◆ **Aim**: Search the records for "mark". Copy every line where it appears.
#####
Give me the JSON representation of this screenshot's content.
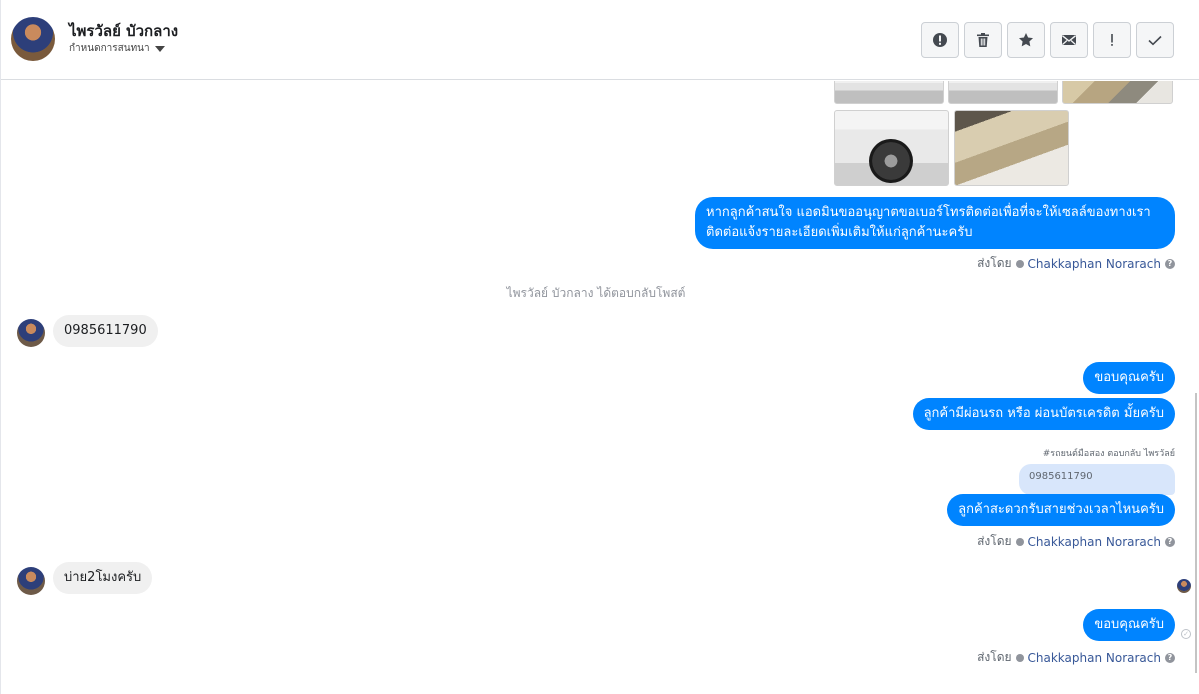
{
  "header": {
    "contact_name": "ไพรวัลย์ บัวกลาง",
    "assign_label": "กำหนดการสนทนา",
    "actions": [
      {
        "name": "report-spam",
        "icon": "alert-circle-icon"
      },
      {
        "name": "delete",
        "icon": "trash-icon"
      },
      {
        "name": "star",
        "icon": "star-icon"
      },
      {
        "name": "mark-unread",
        "icon": "envelope-icon"
      },
      {
        "name": "mark-important",
        "icon": "exclamation-icon"
      },
      {
        "name": "mark-done",
        "icon": "check-icon"
      }
    ]
  },
  "messages": {
    "outgoing_1": "หากลูกค้าสนใจ แอดมินขออนุญาตขอเบอร์โทรติดต่อเพื่อที่จะให้เซลล์ของทางเรา ติดต่อแจ้งรายละเอียดเพิ่มเติมให้แก่ลูกค้านะครับ",
    "sent_by_label": "ส่งโดย",
    "agent_name": "Chakkaphan Norarach",
    "system_note": "ไพรวัลย์ บัวกลาง ได้ตอบกลับโพสต์",
    "incoming_1": "0985611790",
    "outgoing_2": "ขอบคุณครับ",
    "outgoing_3": "ลูกค้ามีผ่อนรถ หรือ ผ่อนบัตรเครดิต มั้ยครับ",
    "reply_hint": "#รถยนต์มือสอง ตอบกลับ ไพรวัลย์",
    "quoted_text": "0985611790",
    "outgoing_4": "ลูกค้าสะดวกรับสายช่วงเวลาไหนครับ",
    "incoming_2": "บ่าย2โมงครับ",
    "outgoing_5": "ขอบคุณครับ"
  },
  "colors": {
    "outgoing_bubble": "#0084ff",
    "incoming_bubble": "#f0f0f0",
    "agent_link": "#385898"
  }
}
#####
◆ **Output**:
        "name": "mark-unread",
        "name": "mark-important",
        "name": "mark-done",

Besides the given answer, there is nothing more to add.